** Start of Data supplied **

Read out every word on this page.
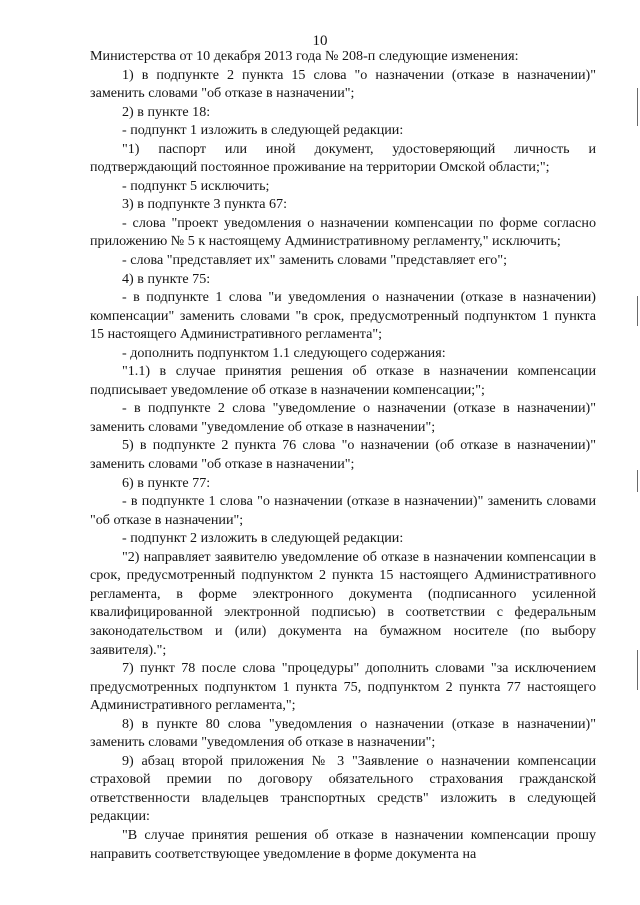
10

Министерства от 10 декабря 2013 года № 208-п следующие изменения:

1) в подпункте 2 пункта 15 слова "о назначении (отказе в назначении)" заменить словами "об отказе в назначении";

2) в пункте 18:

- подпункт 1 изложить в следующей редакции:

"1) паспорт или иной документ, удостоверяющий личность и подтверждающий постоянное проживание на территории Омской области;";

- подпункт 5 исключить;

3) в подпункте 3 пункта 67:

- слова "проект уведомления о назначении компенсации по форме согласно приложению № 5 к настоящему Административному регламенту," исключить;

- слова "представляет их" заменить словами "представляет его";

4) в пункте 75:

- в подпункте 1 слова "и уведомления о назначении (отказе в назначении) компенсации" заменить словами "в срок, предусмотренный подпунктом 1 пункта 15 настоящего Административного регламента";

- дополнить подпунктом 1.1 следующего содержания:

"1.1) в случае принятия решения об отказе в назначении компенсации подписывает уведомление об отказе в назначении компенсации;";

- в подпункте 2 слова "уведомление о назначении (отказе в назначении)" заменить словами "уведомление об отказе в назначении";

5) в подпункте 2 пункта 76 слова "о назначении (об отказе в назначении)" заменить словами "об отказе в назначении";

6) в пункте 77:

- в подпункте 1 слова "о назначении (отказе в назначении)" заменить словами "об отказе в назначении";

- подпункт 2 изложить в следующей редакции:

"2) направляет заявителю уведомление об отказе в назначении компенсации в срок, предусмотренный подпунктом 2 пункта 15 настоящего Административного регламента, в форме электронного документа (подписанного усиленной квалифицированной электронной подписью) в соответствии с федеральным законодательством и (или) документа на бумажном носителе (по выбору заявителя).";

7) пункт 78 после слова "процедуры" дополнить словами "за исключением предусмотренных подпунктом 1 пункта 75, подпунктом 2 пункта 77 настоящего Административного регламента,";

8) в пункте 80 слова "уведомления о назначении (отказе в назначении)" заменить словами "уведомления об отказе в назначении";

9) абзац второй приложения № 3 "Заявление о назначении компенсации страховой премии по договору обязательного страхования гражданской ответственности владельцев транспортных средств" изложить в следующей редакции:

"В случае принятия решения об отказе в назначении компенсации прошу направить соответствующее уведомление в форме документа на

** End of Data supplied **
** Start of Data supplied **

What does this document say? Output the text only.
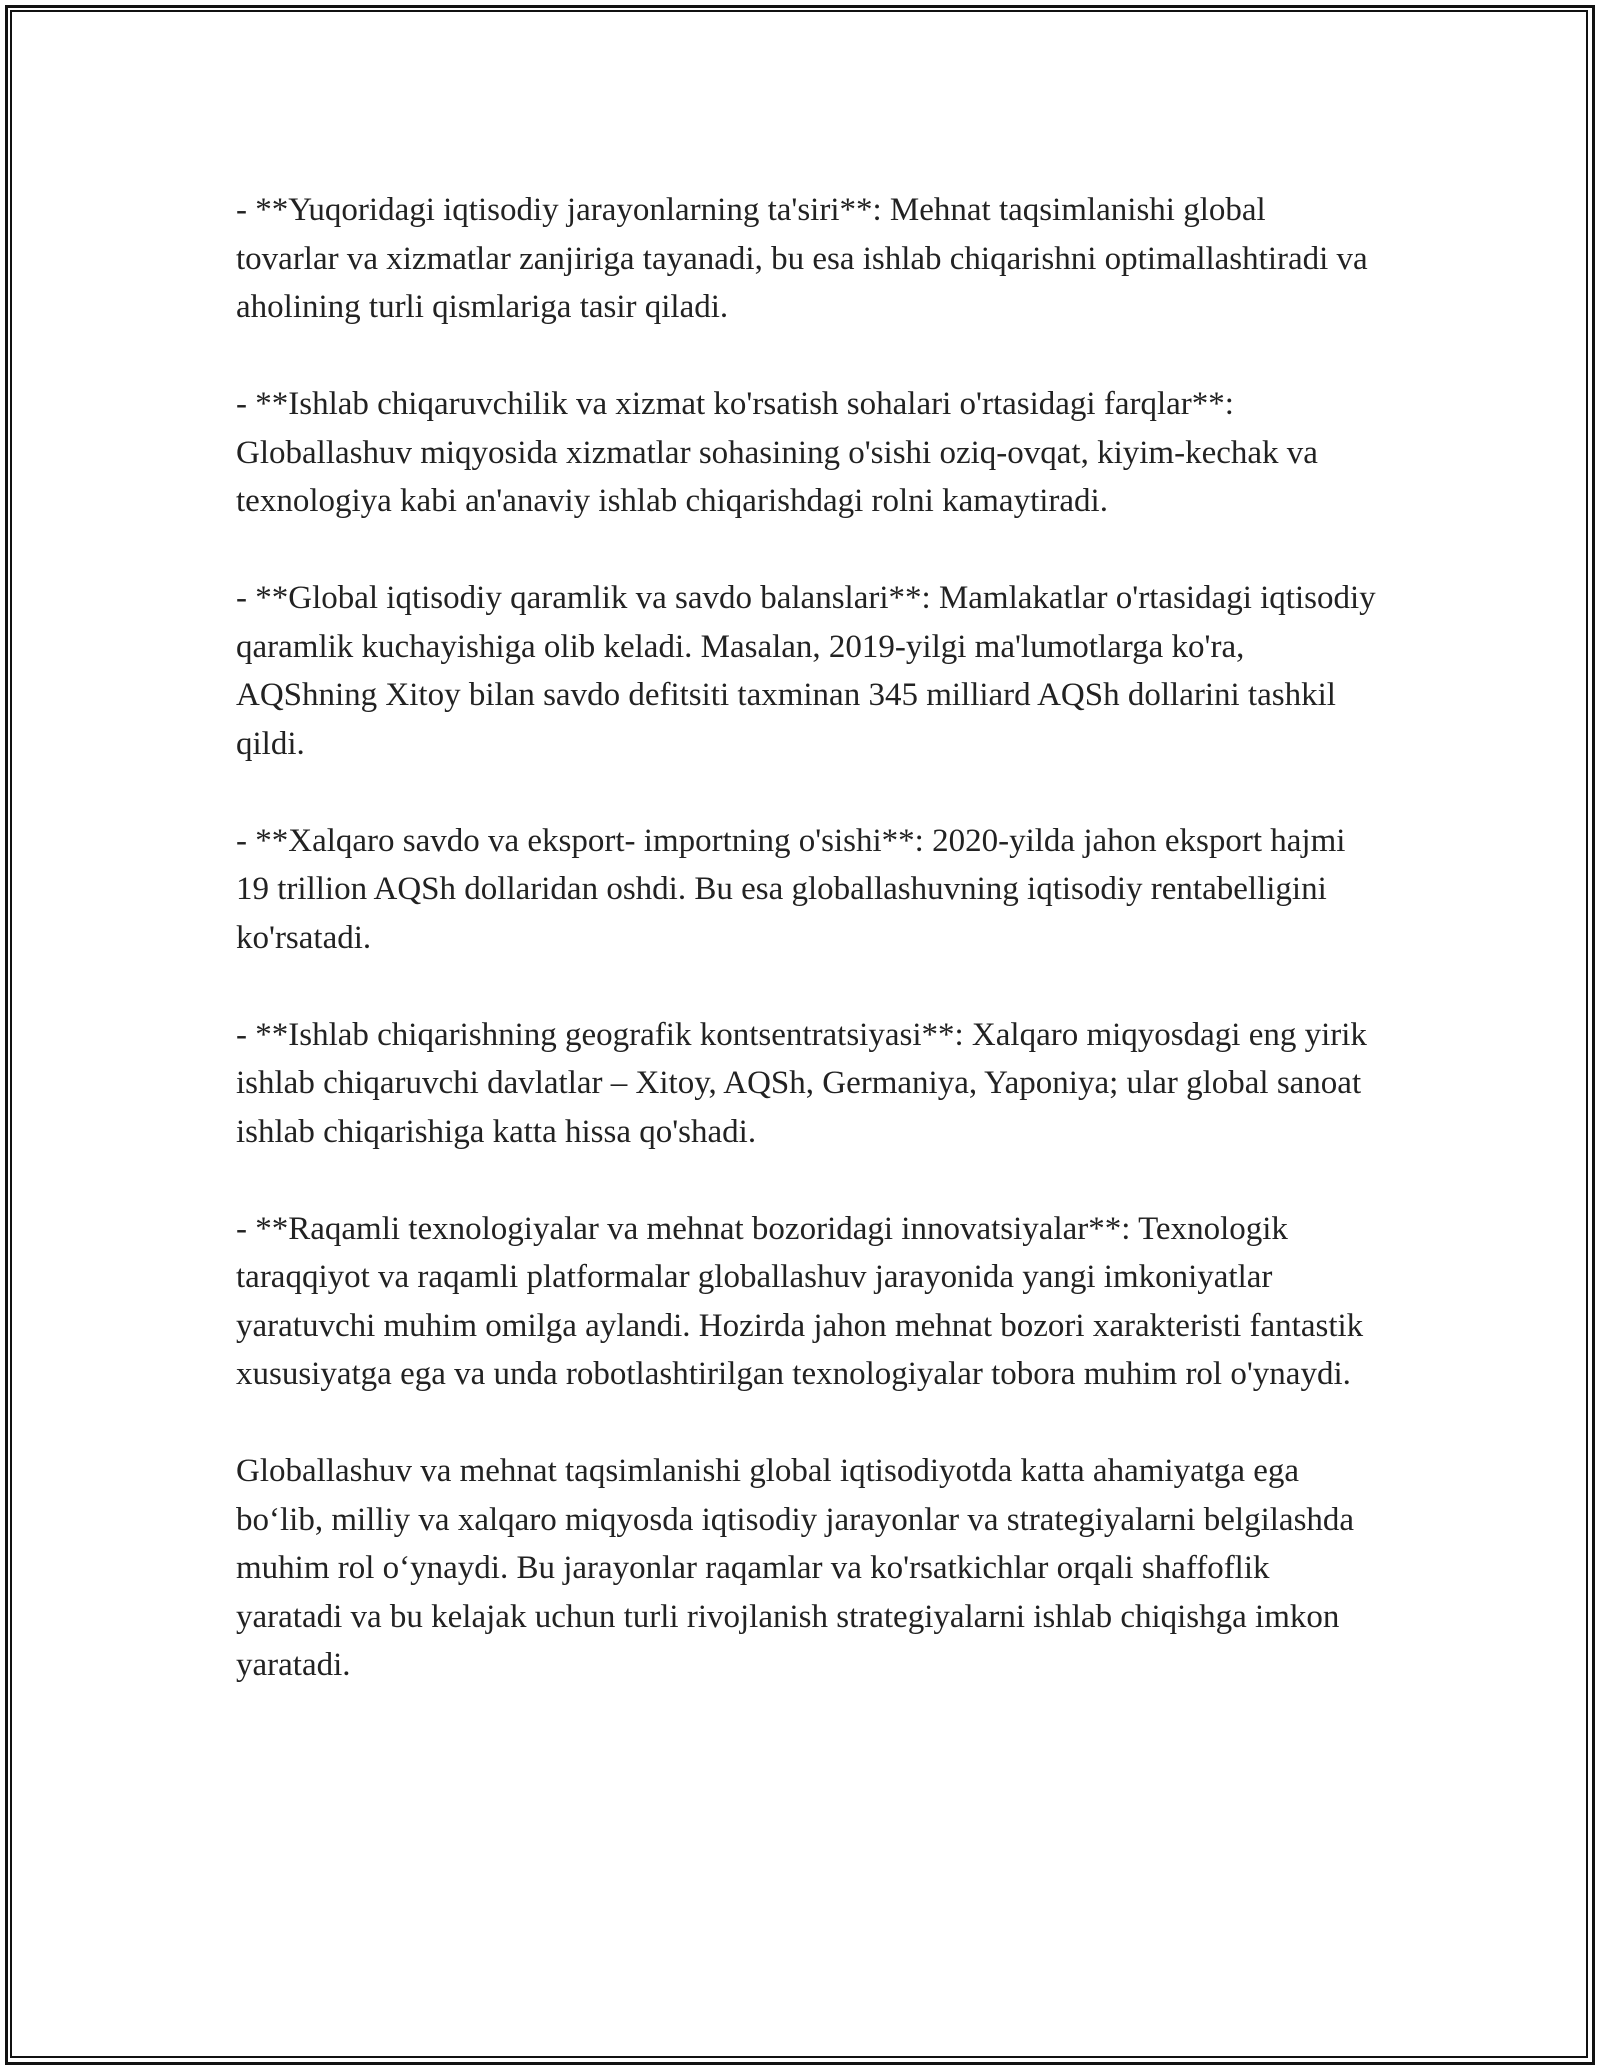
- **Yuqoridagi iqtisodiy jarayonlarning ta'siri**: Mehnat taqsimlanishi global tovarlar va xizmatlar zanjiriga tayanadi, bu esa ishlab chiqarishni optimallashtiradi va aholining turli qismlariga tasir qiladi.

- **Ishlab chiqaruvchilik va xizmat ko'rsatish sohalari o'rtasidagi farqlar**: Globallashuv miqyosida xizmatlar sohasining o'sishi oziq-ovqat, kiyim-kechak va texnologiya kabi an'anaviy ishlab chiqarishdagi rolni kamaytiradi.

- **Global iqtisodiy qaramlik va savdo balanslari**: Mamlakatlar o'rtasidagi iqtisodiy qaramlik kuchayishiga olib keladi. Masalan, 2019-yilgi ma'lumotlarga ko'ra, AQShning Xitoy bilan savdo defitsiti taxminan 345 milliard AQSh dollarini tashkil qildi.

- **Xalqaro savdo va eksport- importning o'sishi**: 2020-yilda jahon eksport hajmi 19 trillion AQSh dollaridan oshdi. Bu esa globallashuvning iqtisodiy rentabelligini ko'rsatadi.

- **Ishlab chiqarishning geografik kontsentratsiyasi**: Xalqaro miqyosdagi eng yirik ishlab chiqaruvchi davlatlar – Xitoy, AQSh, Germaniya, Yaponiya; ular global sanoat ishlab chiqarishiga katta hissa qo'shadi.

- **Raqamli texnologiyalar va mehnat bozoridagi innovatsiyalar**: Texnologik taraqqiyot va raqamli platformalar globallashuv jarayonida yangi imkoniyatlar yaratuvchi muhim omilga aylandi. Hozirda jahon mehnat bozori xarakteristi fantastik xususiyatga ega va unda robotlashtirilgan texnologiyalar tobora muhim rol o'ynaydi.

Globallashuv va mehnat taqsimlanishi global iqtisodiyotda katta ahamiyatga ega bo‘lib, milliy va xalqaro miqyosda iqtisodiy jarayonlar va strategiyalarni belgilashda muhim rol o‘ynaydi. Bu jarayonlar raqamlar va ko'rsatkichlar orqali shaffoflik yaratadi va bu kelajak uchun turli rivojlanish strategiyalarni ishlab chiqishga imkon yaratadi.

** End of Data supplied **
** Start of Data supplied **

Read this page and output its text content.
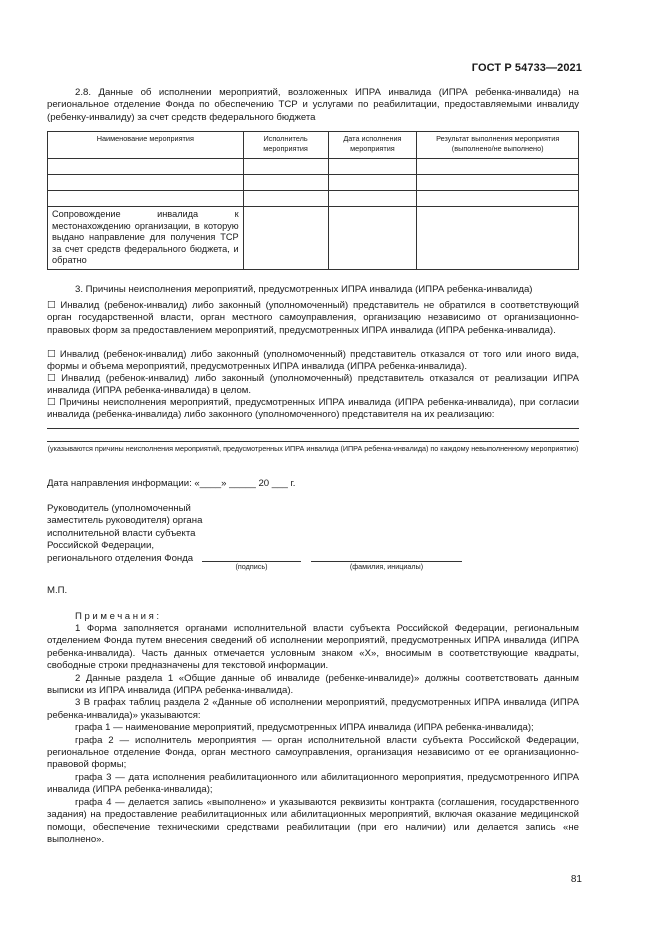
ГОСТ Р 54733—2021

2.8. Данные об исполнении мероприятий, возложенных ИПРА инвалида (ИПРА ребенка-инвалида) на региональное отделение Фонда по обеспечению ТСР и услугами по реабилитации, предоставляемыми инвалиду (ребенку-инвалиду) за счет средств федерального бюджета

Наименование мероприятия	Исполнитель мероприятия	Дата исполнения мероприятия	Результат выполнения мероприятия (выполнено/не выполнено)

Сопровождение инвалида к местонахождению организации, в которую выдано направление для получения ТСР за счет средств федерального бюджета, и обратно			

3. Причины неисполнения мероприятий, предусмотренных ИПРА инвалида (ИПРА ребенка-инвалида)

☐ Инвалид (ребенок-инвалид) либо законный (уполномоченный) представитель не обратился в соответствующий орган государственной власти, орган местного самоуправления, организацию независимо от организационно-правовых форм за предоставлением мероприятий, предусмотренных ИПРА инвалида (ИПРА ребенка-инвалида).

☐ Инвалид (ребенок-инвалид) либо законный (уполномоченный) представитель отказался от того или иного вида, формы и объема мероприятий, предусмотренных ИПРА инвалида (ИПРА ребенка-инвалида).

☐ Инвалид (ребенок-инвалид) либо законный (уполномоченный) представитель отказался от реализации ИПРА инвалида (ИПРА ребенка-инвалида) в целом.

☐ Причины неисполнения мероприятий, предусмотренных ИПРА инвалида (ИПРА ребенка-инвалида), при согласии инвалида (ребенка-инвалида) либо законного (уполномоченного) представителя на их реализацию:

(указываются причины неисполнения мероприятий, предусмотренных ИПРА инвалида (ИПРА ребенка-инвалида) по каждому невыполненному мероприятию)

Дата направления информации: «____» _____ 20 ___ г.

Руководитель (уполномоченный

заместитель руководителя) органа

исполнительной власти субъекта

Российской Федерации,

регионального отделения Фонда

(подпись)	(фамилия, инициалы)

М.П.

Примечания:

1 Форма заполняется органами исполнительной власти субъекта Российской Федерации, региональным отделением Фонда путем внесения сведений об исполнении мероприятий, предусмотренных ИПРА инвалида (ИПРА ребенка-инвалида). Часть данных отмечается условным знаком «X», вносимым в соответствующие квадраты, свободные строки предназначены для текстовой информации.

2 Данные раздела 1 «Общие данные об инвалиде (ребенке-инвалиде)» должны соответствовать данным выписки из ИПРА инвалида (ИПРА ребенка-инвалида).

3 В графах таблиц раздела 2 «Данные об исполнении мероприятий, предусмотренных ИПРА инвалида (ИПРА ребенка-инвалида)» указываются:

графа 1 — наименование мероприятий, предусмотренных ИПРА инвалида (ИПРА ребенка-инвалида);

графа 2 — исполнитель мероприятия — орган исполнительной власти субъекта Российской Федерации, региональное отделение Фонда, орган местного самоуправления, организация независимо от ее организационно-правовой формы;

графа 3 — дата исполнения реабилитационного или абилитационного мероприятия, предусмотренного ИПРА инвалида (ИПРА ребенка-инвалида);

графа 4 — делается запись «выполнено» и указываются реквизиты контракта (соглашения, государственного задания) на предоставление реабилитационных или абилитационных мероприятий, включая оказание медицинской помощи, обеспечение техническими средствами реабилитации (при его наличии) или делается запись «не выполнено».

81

** End of Data supplied **

* Exercise aim *
Above are the records. Identify each line that contains the word "отказался".

* Solution to the exercise *
☐ Инвалид (ребенок-инвалид) либо законный (уполномоченный) представитель отказался от того или иного вида, формы и объема мероприятий, предусмотренных ИПРА инвалида (ИПРА ребенка-инвалида).
☐ Инвалид (ребенок-инвалид) либо законный (уполномоченный) представитель отказался от реализации ИПРА инвалида (ИПРА ребенка-инвалида) в целом.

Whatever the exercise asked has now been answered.